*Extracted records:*
------------------------------------------------------------

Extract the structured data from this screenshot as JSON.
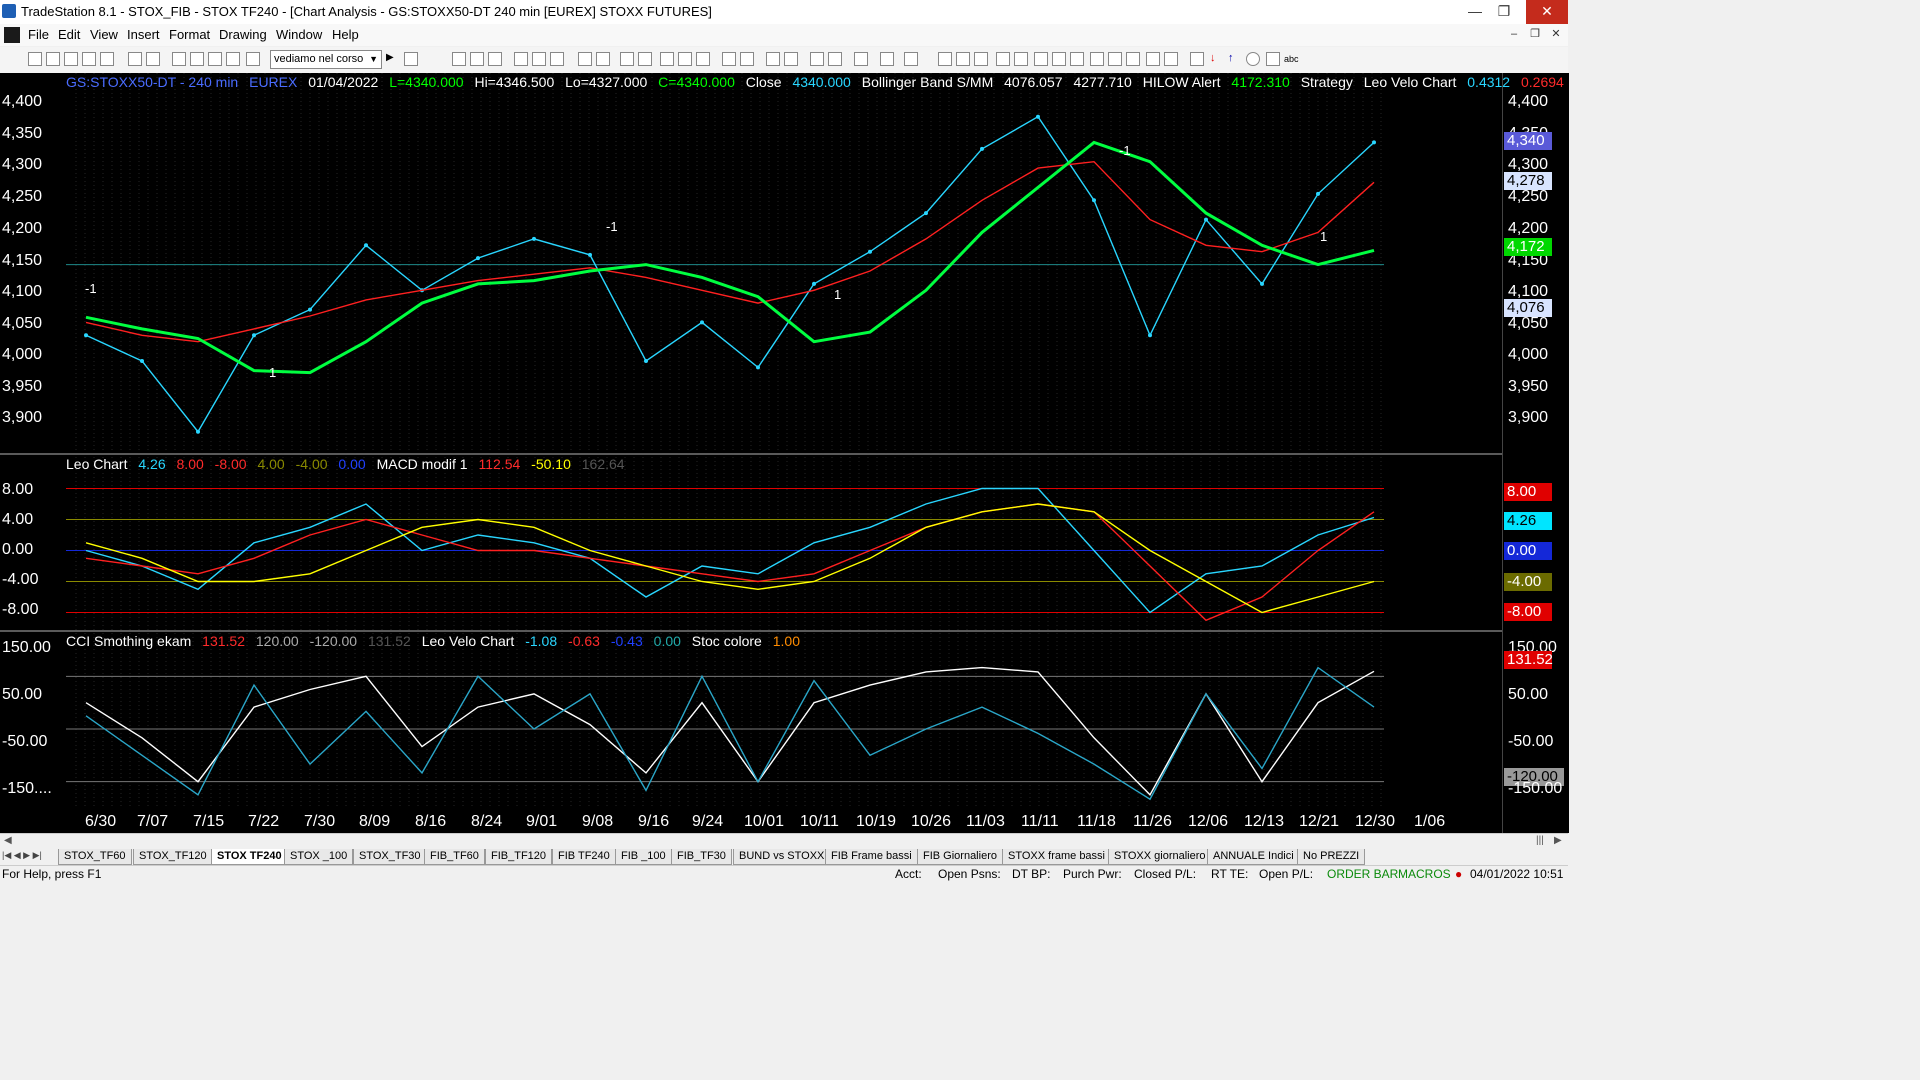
{
  "window": {
    "title": "TradeStation 8.1 - STOX_FIB - STOX TF240 - [Chart Analysis - GS:STOXX50-DT  240 min  [EUREX] STOXX FUTURES]",
    "controls": {
      "minimize": "—",
      "restore": "❐",
      "close": "✕"
    }
  },
  "menu": [
    "File",
    "Edit",
    "View",
    "Insert",
    "Format",
    "Drawing",
    "Window",
    "Help"
  ],
  "toolbar": {
    "dropdown_value": "vediamo nel corso"
  },
  "header_price": {
    "symbol": "GS:STOXX50-DT - 240 min",
    "exchange": "EUREX",
    "date": "01/04/2022",
    "low": "L=4340.000",
    "high": "Hi=4346.500",
    "lo": "Lo=4327.000",
    "close_c": "C=4340.000",
    "close_label": "Close",
    "close_val": "4340.000",
    "bb_label": "Bollinger Band S/MM",
    "bb_val1": "4076.057",
    "bb_val2": "4277.710",
    "hilow_label": "HILOW Alert",
    "hilow_val": "4172.310",
    "strategy": "Strategy",
    "leo_label": "Leo Velo Chart",
    "leo_val1": "0.4312",
    "leo_val2": "0.2694",
    "colors": {
      "symbol": "#4a6cff",
      "high_low": "#00ff00",
      "text": "#ffffff",
      "red": "#ff2b2b",
      "cyan": "#29d6ff"
    }
  },
  "header_leo": {
    "label": "Leo Chart",
    "v1": "4.26",
    "v2": "8.00",
    "v3": "-8.00",
    "v4": "4.00",
    "v5": "-4.00",
    "v6": "0.00",
    "macd_label": "MACD modif 1",
    "m1": "112.54",
    "m2": "-50.10",
    "m3": "162.64"
  },
  "header_cci": {
    "label": "CCI Smothing ekam",
    "c1": "131.52",
    "c2": "120.00",
    "c3": "-120.00",
    "c4": "131.52",
    "velo_label": "Leo Velo Chart",
    "v1": "-1.08",
    "v2": "-0.63",
    "v3": "-0.43",
    "v4": "0.00",
    "stoc_label": "Stoc colore",
    "stoc_val": "1.00"
  },
  "price_axis": [
    "4,400",
    "4,350",
    "4,300",
    "4,250",
    "4,200",
    "4,150",
    "4,100",
    "4,050",
    "4,000",
    "3,950",
    "3,900"
  ],
  "price_tags": {
    "t1": "4,340",
    "t2": "4,278",
    "t3": "4,172",
    "t4": "4,076"
  },
  "leo_axis": [
    "8.00",
    "4.00",
    "0.00",
    "-4.00",
    "-8.00"
  ],
  "leo_tags": {
    "t1": "8.00",
    "t2": "4.26",
    "t3": "0.00",
    "t4": "-4.00",
    "t5": "-8.00"
  },
  "cci_axis": [
    "150.00",
    "50.00",
    "-50.00",
    "-150...."
  ],
  "cci_tags": {
    "t1": "150.00",
    "t2": "131.52",
    "t3": "50.00",
    "t4": "-50.00",
    "t5": "-120.00",
    "t6": "-150.00"
  },
  "signal_labels": {
    "s1": "-1",
    "s2": "1",
    "s3": "-1",
    "s4": "1",
    "s5": "-1",
    "s6": "1"
  },
  "x_axis": [
    "6/30",
    "7/07",
    "7/15",
    "7/22",
    "7/30",
    "8/09",
    "8/16",
    "8/24",
    "9/01",
    "9/08",
    "9/16",
    "9/24",
    "10/01",
    "10/11",
    "10/19",
    "10/26",
    "11/03",
    "11/11",
    "11/18",
    "11/26",
    "12/06",
    "12/13",
    "12/21",
    "12/30",
    "1/06"
  ],
  "tabs": [
    "STOX_TF60",
    "STOX_TF120",
    "STOX TF240",
    "STOX _100",
    "STOX_TF30",
    "FIB_TF60",
    "FIB_TF120",
    "FIB TF240",
    "FIB _100",
    "FIB_TF30",
    "BUND vs STOXX",
    "FIB Frame bassi",
    "FIB Giornaliero",
    "STOXX frame bassi",
    "STOXX giornaliero",
    "ANNUALE Indici",
    "No PREZZI"
  ],
  "active_tab": "STOX TF240",
  "status": {
    "help": "For Help, press F1",
    "acct": "Acct:",
    "open_psns": "Open Psns:",
    "dt_bp": "DT BP:",
    "purch_pwr": "Purch Pwr:",
    "closed_pl": "Closed P/L:",
    "rt_te": "RT TE:",
    "open_pl": "Open P/L:",
    "order_bar": "ORDER BAR",
    "macros": "MACROS",
    "datetime": "04/01/2022 10:51"
  },
  "chart_data": [
    {
      "type": "line",
      "title": "GS:STOXX50-DT - 240 min",
      "x": [
        "6/30",
        "7/07",
        "7/15",
        "7/22",
        "7/30",
        "8/09",
        "8/16",
        "8/24",
        "9/01",
        "9/08",
        "9/16",
        "9/24",
        "10/01",
        "10/11",
        "10/19",
        "10/26",
        "11/03",
        "11/11",
        "11/18",
        "11/26",
        "12/06",
        "12/13",
        "12/21",
        "12/30"
      ],
      "ylim": [
        3860,
        4420
      ],
      "series": [
        {
          "name": "Close",
          "values": [
            4040,
            4000,
            3890,
            4040,
            4080,
            4180,
            4110,
            4160,
            4190,
            4165,
            4000,
            4060,
            3990,
            4120,
            4170,
            4230,
            4330,
            4380,
            4250,
            4040,
            4220,
            4120,
            4260,
            4340
          ]
        },
        {
          "name": "Bollinger Band S/MM",
          "values": [
            4060,
            4040,
            4030,
            4050,
            4070,
            4095,
            4110,
            4125,
            4135,
            4145,
            4130,
            4110,
            4090,
            4110,
            4140,
            4190,
            4250,
            4300,
            4310,
            4220,
            4180,
            4170,
            4200,
            4278
          ]
        },
        {
          "name": "HILOW Alert",
          "values": [
            4068,
            4050,
            4035,
            3985,
            3982,
            4030,
            4090,
            4120,
            4125,
            4140,
            4150,
            4130,
            4100,
            4030,
            4045,
            4110,
            4200,
            4270,
            4340,
            4310,
            4230,
            4180,
            4150,
            4172
          ]
        }
      ]
    },
    {
      "type": "line",
      "title": "Leo Chart",
      "x": [
        "6/30",
        "7/07",
        "7/15",
        "7/22",
        "7/30",
        "8/09",
        "8/16",
        "8/24",
        "9/01",
        "9/08",
        "9/16",
        "9/24",
        "10/01",
        "10/11",
        "10/19",
        "10/26",
        "11/03",
        "11/11",
        "11/18",
        "11/26",
        "12/06",
        "12/13",
        "12/21",
        "12/30"
      ],
      "ylim": [
        -10,
        10
      ],
      "series": [
        {
          "name": "Leo Chart",
          "values": [
            0,
            -2,
            -5,
            1,
            3,
            6,
            0,
            2,
            1,
            -1,
            -6,
            -2,
            -3,
            1,
            3,
            6,
            8,
            8,
            0,
            -8,
            -3,
            -2,
            2,
            4.26
          ]
        },
        {
          "name": "MACD modif 1",
          "values": [
            -1,
            -2,
            -3,
            -1,
            2,
            4,
            2,
            0,
            0,
            -1,
            -2,
            -3,
            -4,
            -3,
            0,
            3,
            5,
            6,
            5,
            -2,
            -9,
            -6,
            0,
            5
          ]
        },
        {
          "name": "Signal",
          "values": [
            1,
            -1,
            -4,
            -4,
            -3,
            0,
            3,
            4,
            3,
            0,
            -2,
            -4,
            -5,
            -4,
            -1,
            3,
            5,
            6,
            5,
            0,
            -4,
            -8,
            -6,
            -4
          ]
        }
      ]
    },
    {
      "type": "line",
      "title": "CCI Smothing ekam",
      "x": [
        "6/30",
        "7/07",
        "7/15",
        "7/22",
        "7/30",
        "8/09",
        "8/16",
        "8/24",
        "9/01",
        "9/08",
        "9/16",
        "9/24",
        "10/01",
        "10/11",
        "10/19",
        "10/26",
        "11/03",
        "11/11",
        "11/18",
        "11/26",
        "12/06",
        "12/13",
        "12/21",
        "12/30"
      ],
      "ylim": [
        -180,
        180
      ],
      "series": [
        {
          "name": "CCI Smothing ekam",
          "values": [
            60,
            -20,
            -120,
            50,
            90,
            120,
            -40,
            50,
            80,
            10,
            -100,
            60,
            -120,
            60,
            100,
            130,
            140,
            130,
            -20,
            -150,
            80,
            -120,
            60,
            131.52
          ]
        },
        {
          "name": "Leo Velo Chart",
          "values": [
            30,
            -60,
            -150,
            100,
            -80,
            40,
            -100,
            120,
            0,
            80,
            -140,
            120,
            -120,
            110,
            -60,
            0,
            50,
            -10,
            -80,
            -160,
            80,
            -90,
            140,
            50
          ]
        }
      ]
    }
  ]
}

------------------------------------------------------------

*What the task requires:* Locate the word "name" in the records above, and return each line that has it.

*Expected output:*
          "name": "Close",
          "name": "Bollinger Band S/MM",
          "name": "HILOW Alert",
          "name": "Leo Chart",
          "name": "MACD modif 1",
          "name": "Signal",
          "name": "CCI Smothing ekam",
          "name": "Leo Velo Chart",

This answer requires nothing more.